- **What is required**: Extract every line below that contains the word "Topográfico".

- **Source records**:
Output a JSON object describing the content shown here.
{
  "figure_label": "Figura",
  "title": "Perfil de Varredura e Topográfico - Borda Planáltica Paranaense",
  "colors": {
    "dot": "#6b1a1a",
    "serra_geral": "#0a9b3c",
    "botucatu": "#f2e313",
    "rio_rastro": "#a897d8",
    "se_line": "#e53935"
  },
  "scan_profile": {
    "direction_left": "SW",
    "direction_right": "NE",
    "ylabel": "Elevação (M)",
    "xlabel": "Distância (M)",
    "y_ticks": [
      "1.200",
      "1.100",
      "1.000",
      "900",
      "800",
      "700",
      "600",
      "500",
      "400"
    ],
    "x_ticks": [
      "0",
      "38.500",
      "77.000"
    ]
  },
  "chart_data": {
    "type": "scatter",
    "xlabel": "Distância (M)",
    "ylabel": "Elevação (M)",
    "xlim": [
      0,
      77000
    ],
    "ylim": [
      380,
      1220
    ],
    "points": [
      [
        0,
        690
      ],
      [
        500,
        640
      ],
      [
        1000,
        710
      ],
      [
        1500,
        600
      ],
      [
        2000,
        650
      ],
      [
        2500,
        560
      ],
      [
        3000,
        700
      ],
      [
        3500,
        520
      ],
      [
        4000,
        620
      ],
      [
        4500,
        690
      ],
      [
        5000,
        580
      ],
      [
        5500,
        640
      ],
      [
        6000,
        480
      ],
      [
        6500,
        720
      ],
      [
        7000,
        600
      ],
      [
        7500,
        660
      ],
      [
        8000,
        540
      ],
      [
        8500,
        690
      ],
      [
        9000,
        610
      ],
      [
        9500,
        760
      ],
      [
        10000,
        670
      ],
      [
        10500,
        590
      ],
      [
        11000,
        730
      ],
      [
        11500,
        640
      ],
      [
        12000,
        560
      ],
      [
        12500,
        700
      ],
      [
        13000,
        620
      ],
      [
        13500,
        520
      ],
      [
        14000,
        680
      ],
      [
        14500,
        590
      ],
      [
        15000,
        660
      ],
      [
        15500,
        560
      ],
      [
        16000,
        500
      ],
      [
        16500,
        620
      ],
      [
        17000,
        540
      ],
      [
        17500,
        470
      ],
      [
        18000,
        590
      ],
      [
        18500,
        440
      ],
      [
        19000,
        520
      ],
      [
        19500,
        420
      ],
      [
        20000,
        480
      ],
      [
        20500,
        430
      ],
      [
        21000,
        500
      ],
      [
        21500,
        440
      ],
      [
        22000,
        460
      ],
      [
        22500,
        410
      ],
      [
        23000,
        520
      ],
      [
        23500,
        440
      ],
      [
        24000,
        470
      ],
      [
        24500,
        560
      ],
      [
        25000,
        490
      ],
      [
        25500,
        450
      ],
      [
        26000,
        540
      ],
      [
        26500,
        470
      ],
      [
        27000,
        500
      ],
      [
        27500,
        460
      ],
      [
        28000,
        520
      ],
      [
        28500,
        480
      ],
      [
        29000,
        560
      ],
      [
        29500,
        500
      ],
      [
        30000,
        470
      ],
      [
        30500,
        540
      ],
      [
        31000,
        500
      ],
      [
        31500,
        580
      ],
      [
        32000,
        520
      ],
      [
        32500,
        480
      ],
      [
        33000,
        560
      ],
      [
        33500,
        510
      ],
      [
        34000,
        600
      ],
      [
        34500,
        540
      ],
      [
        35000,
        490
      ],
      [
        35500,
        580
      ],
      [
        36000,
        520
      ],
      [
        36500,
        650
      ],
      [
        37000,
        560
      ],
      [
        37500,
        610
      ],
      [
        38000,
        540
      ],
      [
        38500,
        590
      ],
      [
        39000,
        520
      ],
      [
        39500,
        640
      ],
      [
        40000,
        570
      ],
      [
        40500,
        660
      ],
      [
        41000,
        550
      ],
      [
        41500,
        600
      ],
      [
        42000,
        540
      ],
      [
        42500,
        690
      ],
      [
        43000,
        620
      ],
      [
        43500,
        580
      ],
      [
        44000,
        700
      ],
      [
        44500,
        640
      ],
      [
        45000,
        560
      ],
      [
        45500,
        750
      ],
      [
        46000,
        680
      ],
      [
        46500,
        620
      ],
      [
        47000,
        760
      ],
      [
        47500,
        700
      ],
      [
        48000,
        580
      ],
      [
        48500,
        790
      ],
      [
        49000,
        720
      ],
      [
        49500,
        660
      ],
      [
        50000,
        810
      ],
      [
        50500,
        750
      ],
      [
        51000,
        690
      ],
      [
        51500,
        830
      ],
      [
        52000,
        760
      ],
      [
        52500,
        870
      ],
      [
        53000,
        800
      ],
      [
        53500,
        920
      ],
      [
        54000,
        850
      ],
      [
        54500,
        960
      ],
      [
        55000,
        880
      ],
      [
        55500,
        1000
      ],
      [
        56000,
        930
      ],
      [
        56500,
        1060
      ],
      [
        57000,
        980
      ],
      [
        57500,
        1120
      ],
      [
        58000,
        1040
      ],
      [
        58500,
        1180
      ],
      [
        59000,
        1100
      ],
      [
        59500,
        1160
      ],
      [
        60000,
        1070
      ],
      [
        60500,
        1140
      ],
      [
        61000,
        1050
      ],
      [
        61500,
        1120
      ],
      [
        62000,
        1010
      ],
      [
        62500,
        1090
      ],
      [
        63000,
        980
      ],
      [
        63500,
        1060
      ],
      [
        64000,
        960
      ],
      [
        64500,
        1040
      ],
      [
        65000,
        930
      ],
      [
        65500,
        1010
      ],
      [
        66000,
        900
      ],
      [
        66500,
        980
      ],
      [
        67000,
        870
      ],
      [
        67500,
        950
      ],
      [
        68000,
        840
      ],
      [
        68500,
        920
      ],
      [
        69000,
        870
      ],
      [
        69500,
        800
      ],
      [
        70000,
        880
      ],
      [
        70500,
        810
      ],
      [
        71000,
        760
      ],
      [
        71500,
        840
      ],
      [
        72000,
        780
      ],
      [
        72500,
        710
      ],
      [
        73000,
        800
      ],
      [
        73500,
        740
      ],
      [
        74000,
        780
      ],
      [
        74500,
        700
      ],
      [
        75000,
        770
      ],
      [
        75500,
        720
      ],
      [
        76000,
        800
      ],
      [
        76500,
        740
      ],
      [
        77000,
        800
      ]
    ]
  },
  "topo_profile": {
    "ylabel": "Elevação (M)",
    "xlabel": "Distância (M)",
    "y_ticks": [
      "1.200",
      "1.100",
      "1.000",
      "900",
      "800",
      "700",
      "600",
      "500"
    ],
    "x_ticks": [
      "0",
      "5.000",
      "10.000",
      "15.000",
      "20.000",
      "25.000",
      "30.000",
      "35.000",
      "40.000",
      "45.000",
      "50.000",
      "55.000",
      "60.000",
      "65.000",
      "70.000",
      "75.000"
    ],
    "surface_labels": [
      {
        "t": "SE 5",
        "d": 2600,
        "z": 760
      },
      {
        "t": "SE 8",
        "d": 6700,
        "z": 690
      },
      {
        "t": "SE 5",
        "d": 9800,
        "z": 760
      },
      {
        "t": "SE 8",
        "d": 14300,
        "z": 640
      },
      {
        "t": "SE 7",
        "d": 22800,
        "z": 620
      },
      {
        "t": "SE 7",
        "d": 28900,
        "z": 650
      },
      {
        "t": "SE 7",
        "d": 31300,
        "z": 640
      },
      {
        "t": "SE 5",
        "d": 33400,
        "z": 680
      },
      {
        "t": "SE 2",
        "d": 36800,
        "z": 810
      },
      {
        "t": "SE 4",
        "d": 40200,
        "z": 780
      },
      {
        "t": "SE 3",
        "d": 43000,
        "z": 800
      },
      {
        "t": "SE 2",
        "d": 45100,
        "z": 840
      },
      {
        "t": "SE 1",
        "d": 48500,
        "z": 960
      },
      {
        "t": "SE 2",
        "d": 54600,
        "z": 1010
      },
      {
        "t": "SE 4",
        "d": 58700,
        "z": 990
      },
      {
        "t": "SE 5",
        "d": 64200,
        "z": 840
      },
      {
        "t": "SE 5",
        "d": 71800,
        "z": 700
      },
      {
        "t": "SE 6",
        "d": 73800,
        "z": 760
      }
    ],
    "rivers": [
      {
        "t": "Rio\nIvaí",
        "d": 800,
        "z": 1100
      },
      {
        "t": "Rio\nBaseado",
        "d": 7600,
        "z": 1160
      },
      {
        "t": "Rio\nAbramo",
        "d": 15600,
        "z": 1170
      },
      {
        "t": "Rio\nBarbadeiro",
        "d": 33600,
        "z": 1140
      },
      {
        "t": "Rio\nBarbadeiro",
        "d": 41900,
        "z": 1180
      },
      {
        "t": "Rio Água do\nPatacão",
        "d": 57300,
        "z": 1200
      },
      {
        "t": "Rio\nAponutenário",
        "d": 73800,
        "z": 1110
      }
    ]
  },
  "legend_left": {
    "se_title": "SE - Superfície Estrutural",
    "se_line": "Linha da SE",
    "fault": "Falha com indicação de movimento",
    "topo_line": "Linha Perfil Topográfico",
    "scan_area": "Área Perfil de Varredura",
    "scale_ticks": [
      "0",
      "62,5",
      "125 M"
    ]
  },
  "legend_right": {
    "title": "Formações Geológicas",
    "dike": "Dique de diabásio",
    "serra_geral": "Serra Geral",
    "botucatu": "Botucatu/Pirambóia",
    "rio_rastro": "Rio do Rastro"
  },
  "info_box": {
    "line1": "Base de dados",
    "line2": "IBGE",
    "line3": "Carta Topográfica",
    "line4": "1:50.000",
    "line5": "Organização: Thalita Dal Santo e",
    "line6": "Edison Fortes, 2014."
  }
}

- **The solution**:
  "title": "Perfil de Varredura e Topográfico - Borda Planáltica Paranaense",
    "topo_line": "Linha Perfil Topográfico",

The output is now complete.